-- WHAT NEEDS TO BE DONE --
Return every record below exactly as written, but leave out the pictures.

-- DATASET CONTENT --
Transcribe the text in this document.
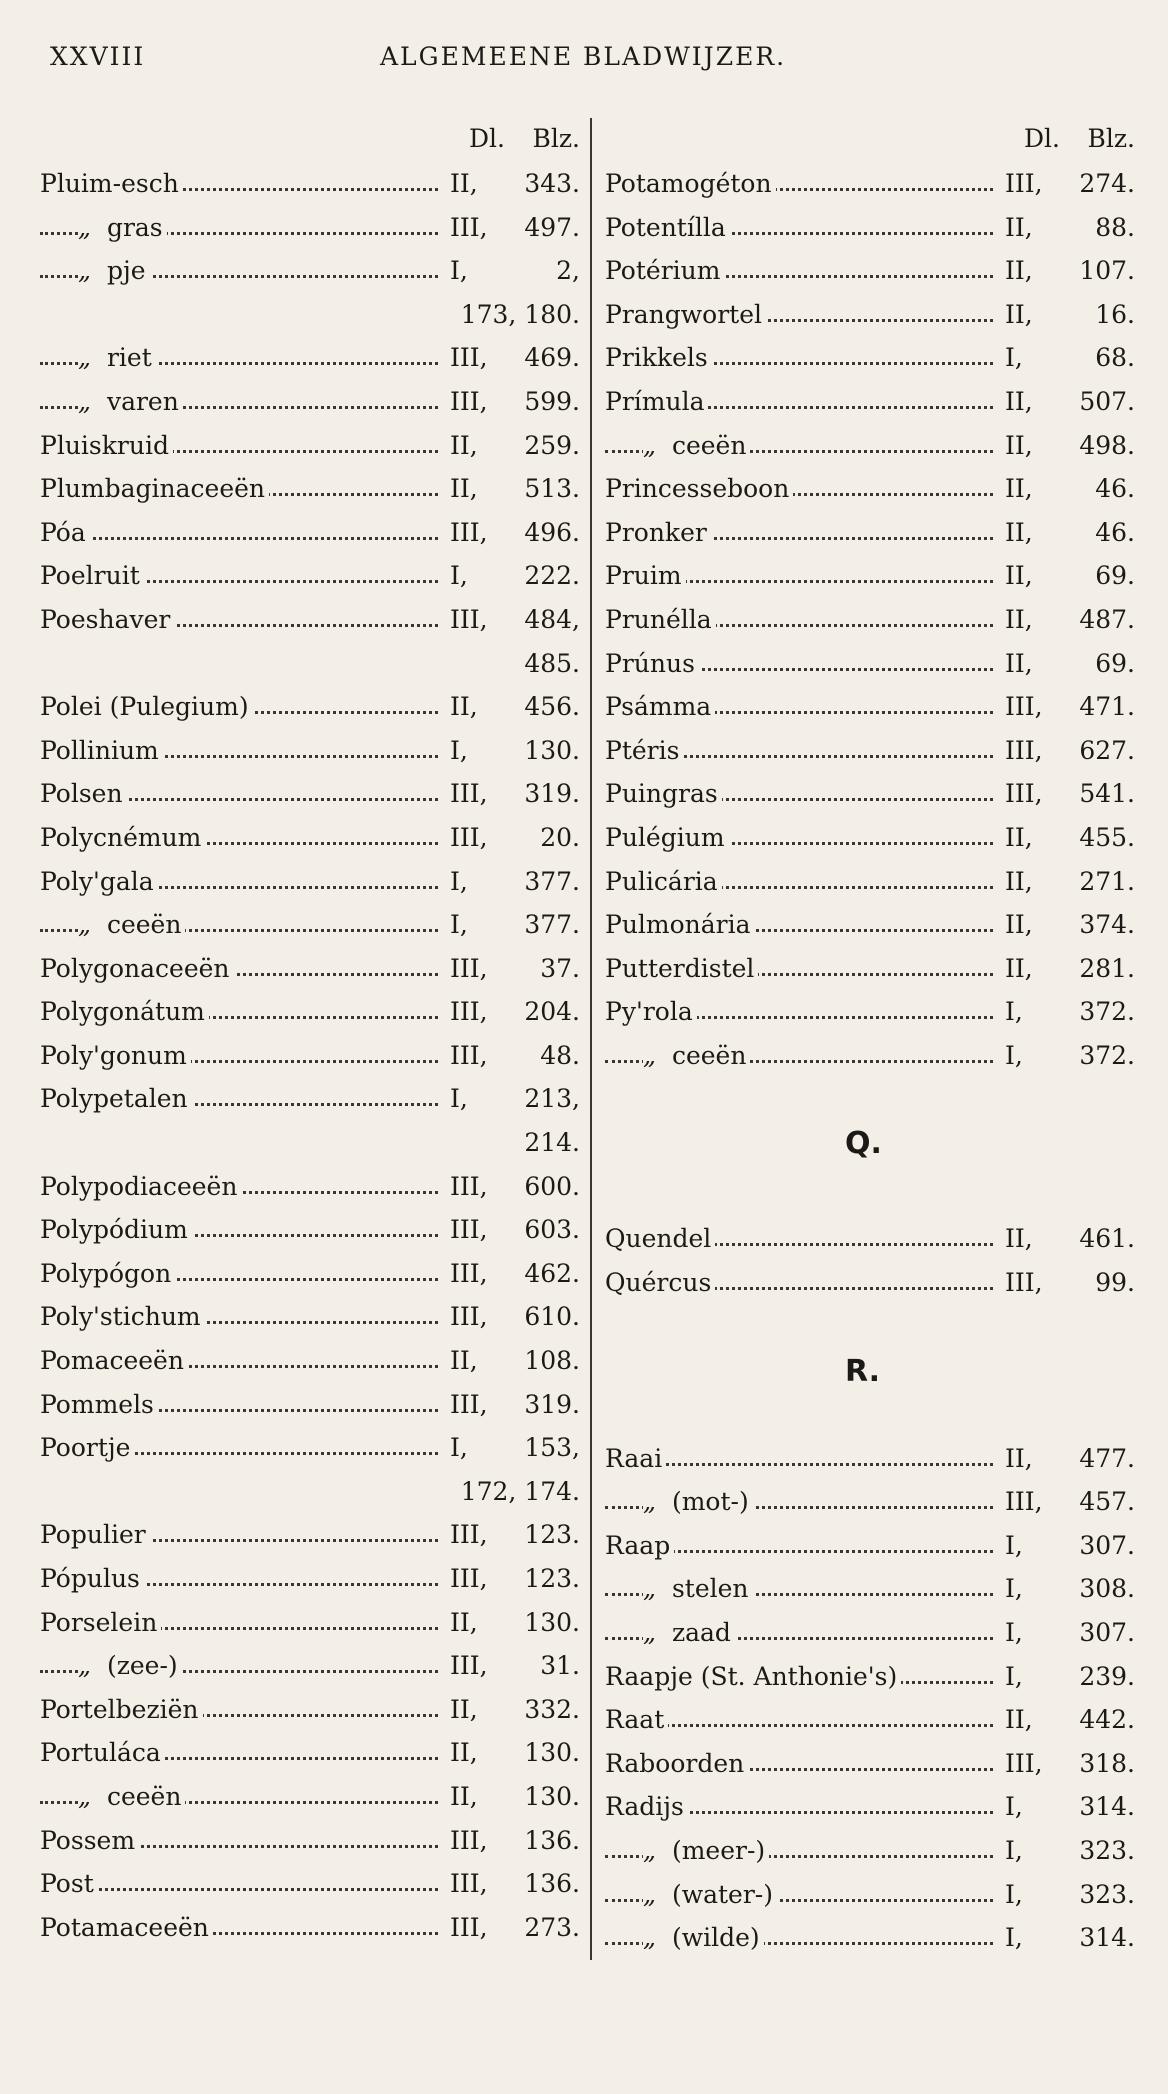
XXVIII	ALGEMEENE BLADWIJZER.
Dl. Blz.
Pluim-esch	II, 343.
„ gras	III, 497.
„ pje	I,	2,
173, 180.
„ riet	III, 469.
„ varen	III, 599.
Pluiskruid	II, 259.
Plumbaginaceeën	II, 513.
Póa	III, 496.
Poelruit	I, 222.
Poeshaver	III, 484,
485.
Polei (Pulegium)	II, 456.
Pollinium	I, 130.
Polsen	III, 319.
Polycnémum	III, 20.
Poly'gala	I, 377.
„ ceeën	I, 377.
Polygonaceeën	III, 37.
Polygonátum	III, 204.
Poly'gonum	III, 48.
Polypetalen	I, 213,
214.
Polypodiaceeën	III, 600.
Polypódium	III, 603.
Polypógon	III, 462.
Poly'stichum	III, 610.
Pomaceeën	II, 108.
Pommels	III, 319.
Poortje	I, 153,
172, 174.
Populier	III, 123.
Pópulus	III, 123.
Porselein	II, 130.
„ (zee-)	III, 31.
Portelbeziën	II, 332.
Portuláca	II, 130.
„ ceeën	II, 130.
Possem	III, 136.
Post	III, 136.
Potamaceeën	III, 273.
Dl. Blz.
Potamogéton	III, 274.
Potentílla	II,	88.
Potérium	II, 107.
Prangwortel	II,	16.
Prikkels	I,	68.
Prímula	II, 507.
„ ceeën	II, 498.
Princesseboon	II,	46.
Pronker	II,	46.
Pruim	II,	69.
Prunélla	II, 487.
Prúnus	II,	69.
Psámma	III, 471.
Ptéris	III, 627.
Puingras	III, 541.
Pulégium	II, 455.
Pulicária	II, 271.
Pulmonária	II, 374.
Putterdistel	II, 281.
Py'rola	I, 372.
„ ceeën	I, 372.
Q.
Quendel	II, 461.
Quércus	III, 99.
R.
Raai	II, 477.
„ (mot-)	III, 457.
Raap	I, 307.
„ stelen	I, 308.
„ zaad	I, 307.
Raapje (St. Anthonie's)	I, 239.
Raat	II, 442.
Raboorden	III, 318.
Radijs	I, 314.
„ (meer-)	I, 323.
„ (water-)	I, 323.
„ (wilde)	I, 314.
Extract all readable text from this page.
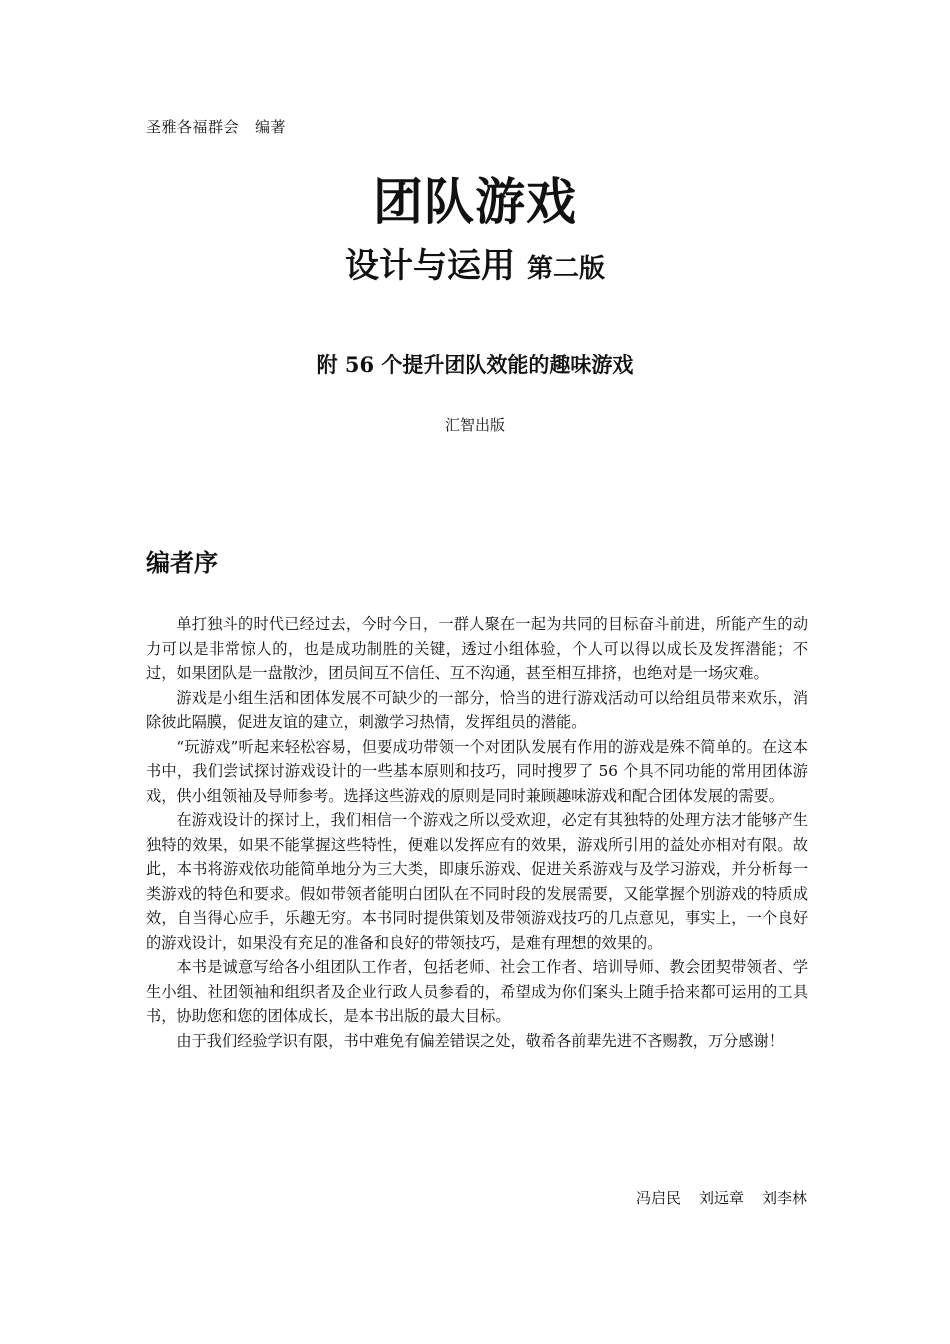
圣雅各福群会 编著
团队游戏
设计与运用 第二版
附 56 个提升团队效能的趣味游戏
汇智出版
编者序

单打独斗的时代已经过去，今时今日，一群人聚在一起为共同的目标奋斗前进，所能产生的动力可以是非常惊人的，也是成功制胜的关键，透过小组体验，个人可以得以成长及发挥潜能；不过，如果团队是一盘散沙，团员间互不信任、互不沟通，甚至相互排挤，也绝对是一场灾难。

游戏是小组生活和团体发展不可缺少的一部分，恰当的进行游戏活动可以给组员带来欢乐，消除彼此隔膜，促进友谊的建立，刺激学习热情，发挥组员的潜能。

“玩游戏”听起来轻松容易，但要成功带领一个对团队发展有作用的游戏是殊不简单的。在这本书中，我们尝试探讨游戏设计的一些基本原则和技巧，同时搜罗了 56 个具不同功能的常用团体游戏，供小组领袖及导师参考。选择这些游戏的原则是同时兼顾趣味游戏和配合团体发展的需要。

在游戏设计的探讨上，我们相信一个游戏之所以受欢迎，必定有其独特的处理方法才能够产生独特的效果，如果不能掌握这些特性，便难以发挥应有的效果，游戏所引用的益处亦相对有限。故此，本书将游戏依功能简单地分为三大类，即康乐游戏、促进关系游戏与及学习游戏，并分析每一类游戏的特色和要求。假如带领者能明白团队在不同时段的发展需要，又能掌握个别游戏的特质成效，自当得心应手，乐趣无穷。本书同时提供策划及带领游戏技巧的几点意见，事实上，一个良好的游戏设计，如果没有充足的准备和良好的带领技巧，是难有理想的效果的。

本书是诚意写给各小组团队工作者，包括老师、社会工作者、培训导师、教会团契带领者、学生小组、社团领袖和组织者及企业行政人员参看的，希望成为你们案头上随手拾来都可运用的工具书，协助您和您的团体成长，是本书出版的最大目标。

由于我们经验学识有限，书中难免有偏差错误之处，敬希各前辈先进不吝赐教，万分感谢！

冯启民 刘远章 刘李林
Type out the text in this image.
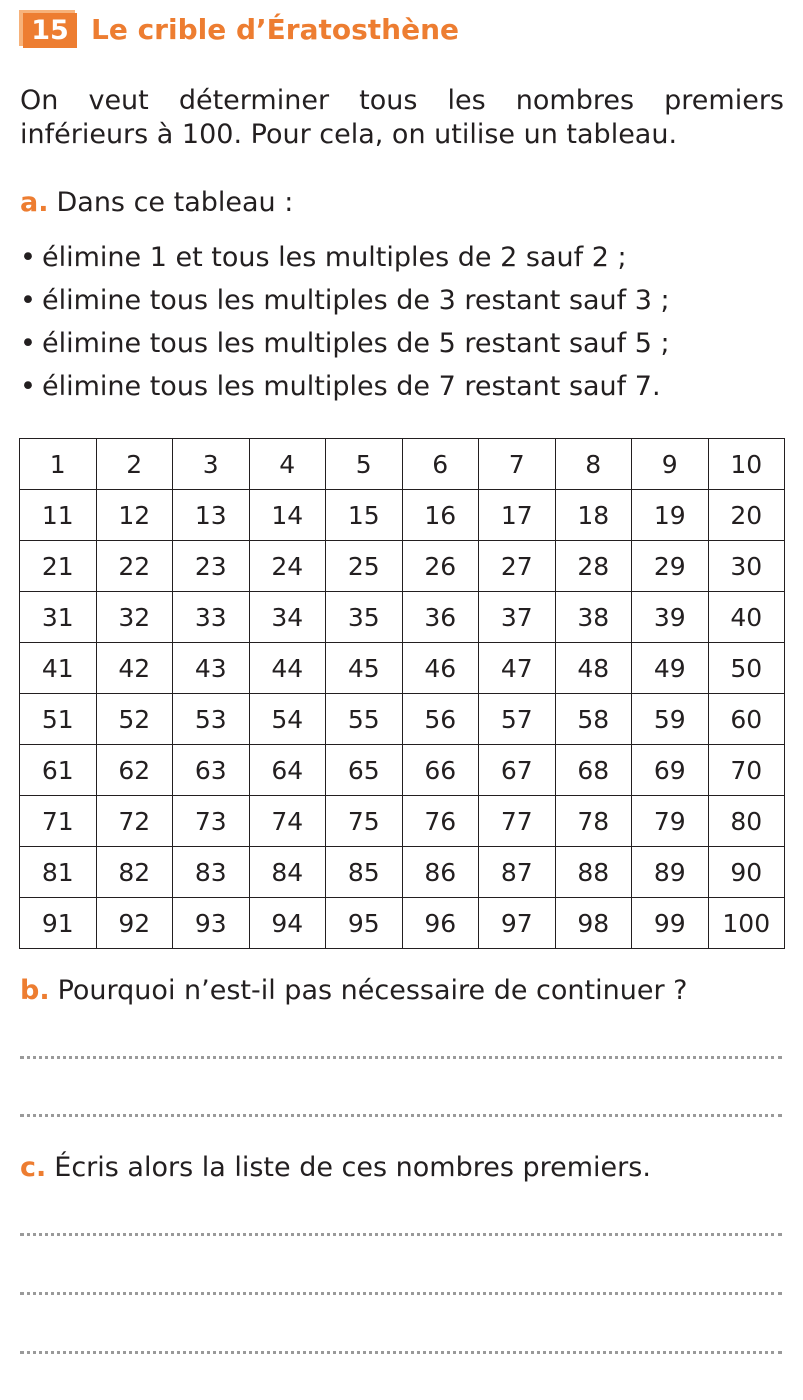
15 Le crible d’Ératosthène
On veut déterminer tous les nombres premiers inférieurs à 100. Pour cela, on utilise un tableau.
a. Dans ce tableau :
• élimine 1 et tous les multiples de 2 sauf 2 ;
• élimine tous les multiples de 3 restant sauf 3 ;
• élimine tous les multiples de 5 restant sauf 5 ;
• élimine tous les multiples de 7 restant sauf 7.
1	2	3	4	5	6	7	8	9	10
11	12	13	14	15	16	17	18	19	20
21	22	23	24	25	26	27	28	29	30
31	32	33	34	35	36	37	38	39	40
41	42	43	44	45	46	47	48	49	50
51	52	53	54	55	56	57	58	59	60
61	62	63	64	65	66	67	68	69	70
71	72	73	74	75	76	77	78	79	80
81	82	83	84	85	86	87	88	89	90
91	92	93	94	95	96	97	98	99	100
b. Pourquoi n’est-il pas nécessaire de continuer ?
c. Écris alors la liste de ces nombres premiers.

-- EXERCISE RESULT --
Transcribe the text in this document.
XXVIII	ALGEMEENE BLADWIJZER.
Dl. Blz.
Pluim-esch	II, 343.
„ gras	III, 497.
„ pje	I,	2,
173, 180.
„ riet	III, 469.
„ varen	III, 599.
Pluiskruid	II, 259.
Plumbaginaceeën	II, 513.
Póa	III, 496.
Poelruit	I, 222.
Poeshaver	III, 484,
485.
Polei (Pulegium)	II, 456.
Pollinium	I, 130.
Polsen	III, 319.
Polycnémum	III, 20.
Poly'gala	I, 377.
„ ceeën	I, 377.
Polygonaceeën	III, 37.
Polygonátum	III, 204.
Poly'gonum	III, 48.
Polypetalen	I, 213,
214.
Polypodiaceeën	III, 600.
Polypódium	III, 603.
Polypógon	III, 462.
Poly'stichum	III, 610.
Pomaceeën	II, 108.
Pommels	III, 319.
Poortje	I, 153,
172, 174.
Populier	III, 123.
Pópulus	III, 123.
Porselein	II, 130.
„ (zee-)	III, 31.
Portelbeziën	II, 332.
Portuláca	II, 130.
„ ceeën	II, 130.
Possem	III, 136.
Post	III, 136.
Potamaceeën	III, 273.
Dl. Blz.
Potamogéton	III, 274.
Potentílla	II,	88.
Potérium	II, 107.
Prangwortel	II,	16.
Prikkels	I,	68.
Prímula	II, 507.
„ ceeën	II, 498.
Princesseboon	II,	46.
Pronker	II,	46.
Pruim	II,	69.
Prunélla	II, 487.
Prúnus	II,	69.
Psámma	III, 471.
Ptéris	III, 627.
Puingras	III, 541.
Pulégium	II, 455.
Pulicária	II, 271.
Pulmonária	II, 374.
Putterdistel	II, 281.
Py'rola	I, 372.
„ ceeën	I, 372.
Q.
Quendel	II, 461.
Quércus	III, 99.
R.
Raai	II, 477.
„ (mot-)	III, 457.
Raap	I, 307.
„ stelen	I, 308.
„ zaad	I, 307.
Raapje (St. Anthonie's)	I, 239.
Raat	II, 442.
Raboorden	III, 318.
Radijs	I, 314.
„ (meer-)	I, 323.
„ (water-)	I, 323.
„ (wilde)	I, 314.
Extract all readable text from this page.
圣雅各福群会 编著
团队游戏
设计与运用 第二版
附 56 个提升团队效能的趣味游戏
汇智出版
编者序

单打独斗的时代已经过去，今时今日，一群人聚在一起为共同的目标奋斗前进，所能产生的动力可以是非常惊人的，也是成功制胜的关键，透过小组体验，个人可以得以成长及发挥潜能；不过，如果团队是一盘散沙，团员间互不信任、互不沟通，甚至相互排挤，也绝对是一场灾难。

游戏是小组生活和团体发展不可缺少的一部分，恰当的进行游戏活动可以给组员带来欢乐，消除彼此隔膜，促进友谊的建立，刺激学习热情，发挥组员的潜能。

“玩游戏”听起来轻松容易，但要成功带领一个对团队发展有作用的游戏是殊不简单的。在这本书中，我们尝试探讨游戏设计的一些基本原则和技巧，同时搜罗了 56 个具不同功能的常用团体游戏，供小组领袖及导师参考。选择这些游戏的原则是同时兼顾趣味游戏和配合团体发展的需要。

在游戏设计的探讨上，我们相信一个游戏之所以受欢迎，必定有其独特的处理方法才能够产生独特的效果，如果不能掌握这些特性，便难以发挥应有的效果，游戏所引用的益处亦相对有限。故此，本书将游戏依功能简单地分为三大类，即康乐游戏、促进关系游戏与及学习游戏，并分析每一类游戏的特色和要求。假如带领者能明白团队在不同时段的发展需要，又能掌握个别游戏的特质成效，自当得心应手，乐趣无穷。本书同时提供策划及带领游戏技巧的几点意见，事实上，一个良好的游戏设计，如果没有充足的准备和良好的带领技巧，是难有理想的效果的。

本书是诚意写给各小组团队工作者，包括老师、社会工作者、培训导师、教会团契带领者、学生小组、社团领袖和组织者及企业行政人员参看的，希望成为你们案头上随手拾来都可运用的工具书，协助您和您的团体成长，是本书出版的最大目标。

由于我们经验学识有限，书中难免有偏差错误之处，敬希各前辈先进不吝赐教，万分感谢！

冯启民 刘远章 刘李林
Type out the text in this image.
15 Le crible d’Ératosthène
On veut déterminer tous les nombres premiers inférieurs à 100. Pour cela, on utilise un tableau.
a. Dans ce tableau :
• élimine 1 et tous les multiples de 2 sauf 2 ;
• élimine tous les multiples de 3 restant sauf 3 ;
• élimine tous les multiples de 5 restant sauf 5 ;
• élimine tous les multiples de 7 restant sauf 7.
1	2	3	4	5	6	7	8	9	10
11	12	13	14	15	16	17	18	19	20
21	22	23	24	25	26	27	28	29	30
31	32	33	34	35	36	37	38	39	40
41	42	43	44	45	46	47	48	49	50
51	52	53	54	55	56	57	58	59	60
61	62	63	64	65	66	67	68	69	70
71	72	73	74	75	76	77	78	79	80
81	82	83	84	85	86	87	88	89	90
91	92	93	94	95	96	97	98	99	100
b. Pourquoi n’est-il pas nécessaire de continuer ?
c. Écris alors la liste de ces nombres premiers.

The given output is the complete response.